(A block of data)
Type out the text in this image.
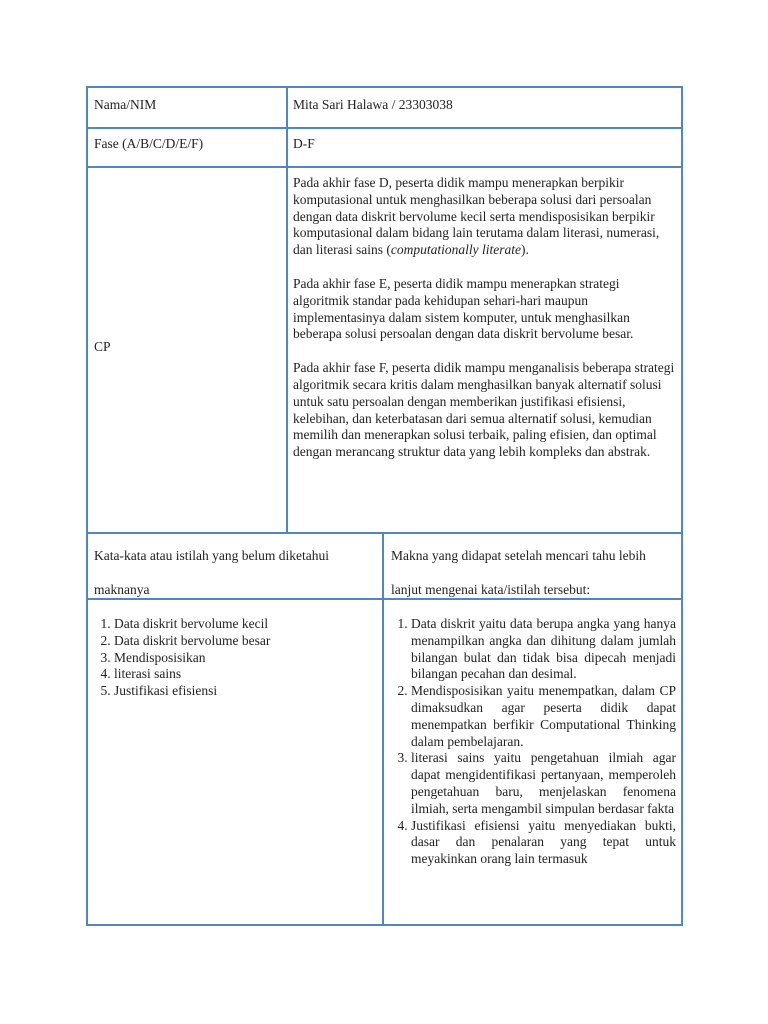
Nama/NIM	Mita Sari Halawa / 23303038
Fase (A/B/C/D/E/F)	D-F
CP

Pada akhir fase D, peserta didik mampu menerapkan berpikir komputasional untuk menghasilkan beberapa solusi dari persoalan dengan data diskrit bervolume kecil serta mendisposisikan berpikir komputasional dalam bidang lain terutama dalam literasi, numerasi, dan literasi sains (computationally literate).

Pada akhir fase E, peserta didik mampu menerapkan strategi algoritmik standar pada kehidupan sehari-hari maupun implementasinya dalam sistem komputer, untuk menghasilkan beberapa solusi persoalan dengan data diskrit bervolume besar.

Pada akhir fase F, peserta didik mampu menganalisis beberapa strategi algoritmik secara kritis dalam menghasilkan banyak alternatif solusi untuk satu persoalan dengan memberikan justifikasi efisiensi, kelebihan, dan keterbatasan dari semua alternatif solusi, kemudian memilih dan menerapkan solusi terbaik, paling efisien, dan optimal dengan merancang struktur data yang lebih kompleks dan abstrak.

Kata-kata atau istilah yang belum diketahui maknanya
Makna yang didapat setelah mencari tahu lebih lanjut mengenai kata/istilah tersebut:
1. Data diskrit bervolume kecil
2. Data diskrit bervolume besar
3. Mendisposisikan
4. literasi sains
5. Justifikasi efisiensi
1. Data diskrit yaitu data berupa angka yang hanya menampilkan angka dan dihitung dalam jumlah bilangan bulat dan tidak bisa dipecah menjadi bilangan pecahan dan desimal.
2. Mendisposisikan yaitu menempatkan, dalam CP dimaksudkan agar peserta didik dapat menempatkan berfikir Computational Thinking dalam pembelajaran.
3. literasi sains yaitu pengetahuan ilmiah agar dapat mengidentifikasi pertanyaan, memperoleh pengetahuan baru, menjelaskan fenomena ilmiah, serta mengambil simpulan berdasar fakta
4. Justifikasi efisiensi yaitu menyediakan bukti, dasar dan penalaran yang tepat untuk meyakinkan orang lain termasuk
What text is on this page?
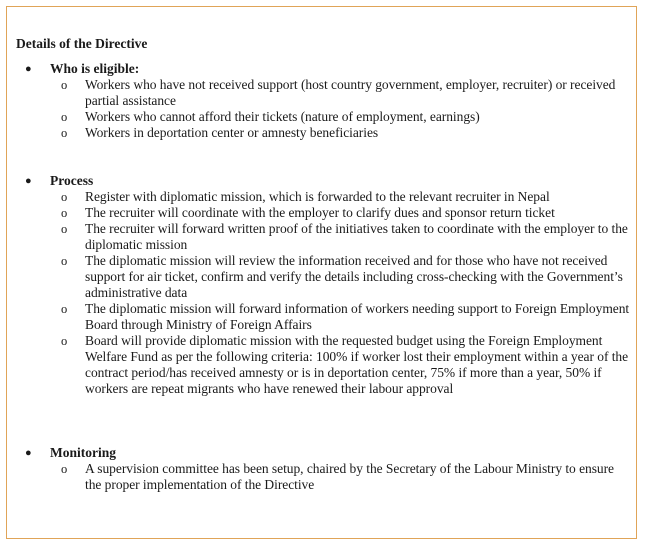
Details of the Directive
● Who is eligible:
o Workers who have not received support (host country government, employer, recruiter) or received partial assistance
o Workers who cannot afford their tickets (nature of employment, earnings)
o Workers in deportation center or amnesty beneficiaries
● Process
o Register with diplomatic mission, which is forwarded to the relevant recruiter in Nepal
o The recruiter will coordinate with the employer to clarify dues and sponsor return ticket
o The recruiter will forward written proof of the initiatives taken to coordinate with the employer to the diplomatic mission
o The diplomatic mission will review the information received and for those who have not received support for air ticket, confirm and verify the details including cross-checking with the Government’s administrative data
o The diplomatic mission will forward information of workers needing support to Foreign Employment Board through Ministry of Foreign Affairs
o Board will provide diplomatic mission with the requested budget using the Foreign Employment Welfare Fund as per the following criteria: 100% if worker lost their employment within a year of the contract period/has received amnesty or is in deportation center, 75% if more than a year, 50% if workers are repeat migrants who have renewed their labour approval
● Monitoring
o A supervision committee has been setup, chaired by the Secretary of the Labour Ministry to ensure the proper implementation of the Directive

...

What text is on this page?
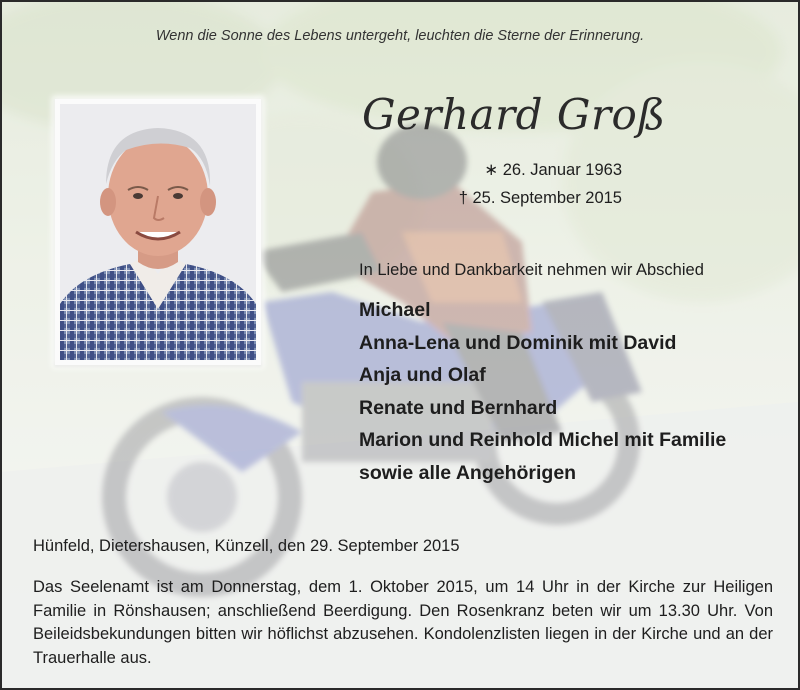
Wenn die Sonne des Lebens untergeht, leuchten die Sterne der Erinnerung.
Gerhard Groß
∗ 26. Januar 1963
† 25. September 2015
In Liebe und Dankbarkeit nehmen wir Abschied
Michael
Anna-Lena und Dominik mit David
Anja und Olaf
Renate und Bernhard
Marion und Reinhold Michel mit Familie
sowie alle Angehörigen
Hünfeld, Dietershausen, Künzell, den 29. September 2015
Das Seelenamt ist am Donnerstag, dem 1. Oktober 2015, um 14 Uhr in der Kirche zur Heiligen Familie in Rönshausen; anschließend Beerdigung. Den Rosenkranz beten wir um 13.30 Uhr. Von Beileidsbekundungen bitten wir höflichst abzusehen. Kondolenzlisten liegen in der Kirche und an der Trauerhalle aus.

= Exercise directions =
Go through the entries above and count the lines containing the word "kecil"; give only that count.

= Task output =
2